* Goal *
Filter out everything except lines holding "égalisation".
☆ ☆ ☆ ☆ ☆ ☆ ☆
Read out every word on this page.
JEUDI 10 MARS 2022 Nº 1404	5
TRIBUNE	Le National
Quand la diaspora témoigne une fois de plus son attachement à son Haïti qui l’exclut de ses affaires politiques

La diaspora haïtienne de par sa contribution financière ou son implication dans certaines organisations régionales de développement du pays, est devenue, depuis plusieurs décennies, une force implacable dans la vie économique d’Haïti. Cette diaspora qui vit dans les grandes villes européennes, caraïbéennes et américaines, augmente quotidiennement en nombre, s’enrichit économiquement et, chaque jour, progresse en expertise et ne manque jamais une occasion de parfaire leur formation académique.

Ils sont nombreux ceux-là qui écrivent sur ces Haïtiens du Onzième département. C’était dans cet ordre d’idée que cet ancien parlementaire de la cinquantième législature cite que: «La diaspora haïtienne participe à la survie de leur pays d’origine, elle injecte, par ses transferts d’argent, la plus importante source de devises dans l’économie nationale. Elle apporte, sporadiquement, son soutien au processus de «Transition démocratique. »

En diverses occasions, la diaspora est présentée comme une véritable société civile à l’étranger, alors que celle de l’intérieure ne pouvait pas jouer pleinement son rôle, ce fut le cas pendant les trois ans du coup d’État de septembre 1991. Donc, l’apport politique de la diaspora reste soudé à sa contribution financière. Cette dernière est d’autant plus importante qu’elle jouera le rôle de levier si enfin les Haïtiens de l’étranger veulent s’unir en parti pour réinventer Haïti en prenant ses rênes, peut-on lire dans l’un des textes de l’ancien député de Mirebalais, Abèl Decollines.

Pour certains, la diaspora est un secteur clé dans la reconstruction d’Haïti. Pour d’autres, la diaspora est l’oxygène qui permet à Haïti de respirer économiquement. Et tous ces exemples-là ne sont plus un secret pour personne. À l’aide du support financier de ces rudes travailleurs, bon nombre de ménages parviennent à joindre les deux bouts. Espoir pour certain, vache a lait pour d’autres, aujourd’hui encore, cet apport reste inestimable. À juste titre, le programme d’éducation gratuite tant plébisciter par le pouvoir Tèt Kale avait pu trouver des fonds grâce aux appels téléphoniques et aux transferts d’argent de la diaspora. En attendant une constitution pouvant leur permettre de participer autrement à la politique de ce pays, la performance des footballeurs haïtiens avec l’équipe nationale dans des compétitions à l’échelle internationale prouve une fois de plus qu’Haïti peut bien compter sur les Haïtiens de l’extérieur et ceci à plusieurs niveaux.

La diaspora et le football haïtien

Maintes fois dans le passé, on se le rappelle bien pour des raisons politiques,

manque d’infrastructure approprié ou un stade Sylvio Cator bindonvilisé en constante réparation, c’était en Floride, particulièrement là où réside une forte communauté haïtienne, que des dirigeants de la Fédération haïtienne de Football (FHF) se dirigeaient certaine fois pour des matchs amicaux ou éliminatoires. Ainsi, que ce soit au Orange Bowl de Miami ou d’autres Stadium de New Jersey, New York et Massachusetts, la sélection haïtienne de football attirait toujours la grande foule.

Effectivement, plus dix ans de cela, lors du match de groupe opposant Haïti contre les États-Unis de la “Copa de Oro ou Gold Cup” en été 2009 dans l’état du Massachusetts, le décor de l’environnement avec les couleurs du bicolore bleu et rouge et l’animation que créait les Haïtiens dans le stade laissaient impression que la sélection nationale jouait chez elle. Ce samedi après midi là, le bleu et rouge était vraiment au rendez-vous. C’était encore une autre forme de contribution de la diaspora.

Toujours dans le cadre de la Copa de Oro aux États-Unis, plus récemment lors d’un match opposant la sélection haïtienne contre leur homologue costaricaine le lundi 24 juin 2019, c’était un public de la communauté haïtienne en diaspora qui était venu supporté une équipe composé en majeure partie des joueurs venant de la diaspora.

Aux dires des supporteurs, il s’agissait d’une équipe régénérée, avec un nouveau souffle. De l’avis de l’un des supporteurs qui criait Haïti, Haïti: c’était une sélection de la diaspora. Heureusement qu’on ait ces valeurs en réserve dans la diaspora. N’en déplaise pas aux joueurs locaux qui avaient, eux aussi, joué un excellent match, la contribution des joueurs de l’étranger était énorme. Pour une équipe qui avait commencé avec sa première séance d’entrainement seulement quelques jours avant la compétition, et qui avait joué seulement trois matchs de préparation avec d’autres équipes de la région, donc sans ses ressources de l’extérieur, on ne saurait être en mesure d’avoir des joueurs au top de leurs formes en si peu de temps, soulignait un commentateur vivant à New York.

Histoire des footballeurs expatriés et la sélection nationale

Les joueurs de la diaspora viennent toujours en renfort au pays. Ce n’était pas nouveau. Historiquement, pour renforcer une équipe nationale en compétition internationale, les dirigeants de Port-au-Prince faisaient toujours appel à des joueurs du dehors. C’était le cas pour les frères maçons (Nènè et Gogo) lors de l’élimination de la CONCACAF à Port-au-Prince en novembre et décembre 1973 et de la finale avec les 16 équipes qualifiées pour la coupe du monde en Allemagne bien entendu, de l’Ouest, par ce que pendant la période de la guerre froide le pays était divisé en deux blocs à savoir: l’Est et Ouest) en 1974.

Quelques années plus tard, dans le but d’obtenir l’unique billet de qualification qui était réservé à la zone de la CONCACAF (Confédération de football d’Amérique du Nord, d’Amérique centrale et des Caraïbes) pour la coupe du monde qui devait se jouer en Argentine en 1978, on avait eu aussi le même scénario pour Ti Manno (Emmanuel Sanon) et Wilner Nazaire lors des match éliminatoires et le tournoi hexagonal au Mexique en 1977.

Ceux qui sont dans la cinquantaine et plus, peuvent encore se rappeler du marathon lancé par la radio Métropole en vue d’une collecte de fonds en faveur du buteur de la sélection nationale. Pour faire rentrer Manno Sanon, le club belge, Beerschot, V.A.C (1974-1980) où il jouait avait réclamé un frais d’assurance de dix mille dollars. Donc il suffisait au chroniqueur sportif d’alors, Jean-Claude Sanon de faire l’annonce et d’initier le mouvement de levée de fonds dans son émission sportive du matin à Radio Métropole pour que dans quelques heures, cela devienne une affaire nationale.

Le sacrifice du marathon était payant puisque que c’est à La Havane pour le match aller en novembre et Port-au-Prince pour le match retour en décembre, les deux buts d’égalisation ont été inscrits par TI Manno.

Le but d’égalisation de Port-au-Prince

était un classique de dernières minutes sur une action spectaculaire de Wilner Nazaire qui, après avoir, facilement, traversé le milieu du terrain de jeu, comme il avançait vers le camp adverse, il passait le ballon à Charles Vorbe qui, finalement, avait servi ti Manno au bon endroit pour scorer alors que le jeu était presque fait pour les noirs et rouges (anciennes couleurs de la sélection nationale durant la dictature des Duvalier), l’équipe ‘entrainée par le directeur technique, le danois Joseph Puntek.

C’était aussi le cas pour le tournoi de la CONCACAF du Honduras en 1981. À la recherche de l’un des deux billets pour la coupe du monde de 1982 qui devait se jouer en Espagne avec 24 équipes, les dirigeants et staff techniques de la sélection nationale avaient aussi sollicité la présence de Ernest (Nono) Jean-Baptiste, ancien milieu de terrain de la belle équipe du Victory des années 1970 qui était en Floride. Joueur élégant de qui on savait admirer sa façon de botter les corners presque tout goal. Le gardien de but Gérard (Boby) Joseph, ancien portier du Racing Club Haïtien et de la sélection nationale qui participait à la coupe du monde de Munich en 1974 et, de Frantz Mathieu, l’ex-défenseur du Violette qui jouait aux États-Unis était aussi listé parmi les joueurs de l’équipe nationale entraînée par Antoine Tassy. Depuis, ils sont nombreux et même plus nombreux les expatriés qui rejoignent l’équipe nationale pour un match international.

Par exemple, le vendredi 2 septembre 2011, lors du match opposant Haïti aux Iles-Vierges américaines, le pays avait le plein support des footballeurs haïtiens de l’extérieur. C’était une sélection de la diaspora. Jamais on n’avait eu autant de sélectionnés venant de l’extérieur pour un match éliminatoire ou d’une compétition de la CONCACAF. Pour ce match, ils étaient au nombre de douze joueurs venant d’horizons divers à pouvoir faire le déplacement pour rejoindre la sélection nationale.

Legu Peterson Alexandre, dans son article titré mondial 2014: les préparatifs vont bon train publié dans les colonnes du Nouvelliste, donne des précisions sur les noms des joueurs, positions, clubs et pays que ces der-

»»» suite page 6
☆ ☆ ☆ ☆ ☆ ☆ ☆
* Answer to this exercise *
Le sacrifice du marathon était payant puisque que c’est à La Havane pour le match aller en novembre et Port-au-Prince pour le match retour en décembre, les deux buts d’égalisation ont été inscrits par TI Manno.
Le but d’égalisation de Port-au-Prince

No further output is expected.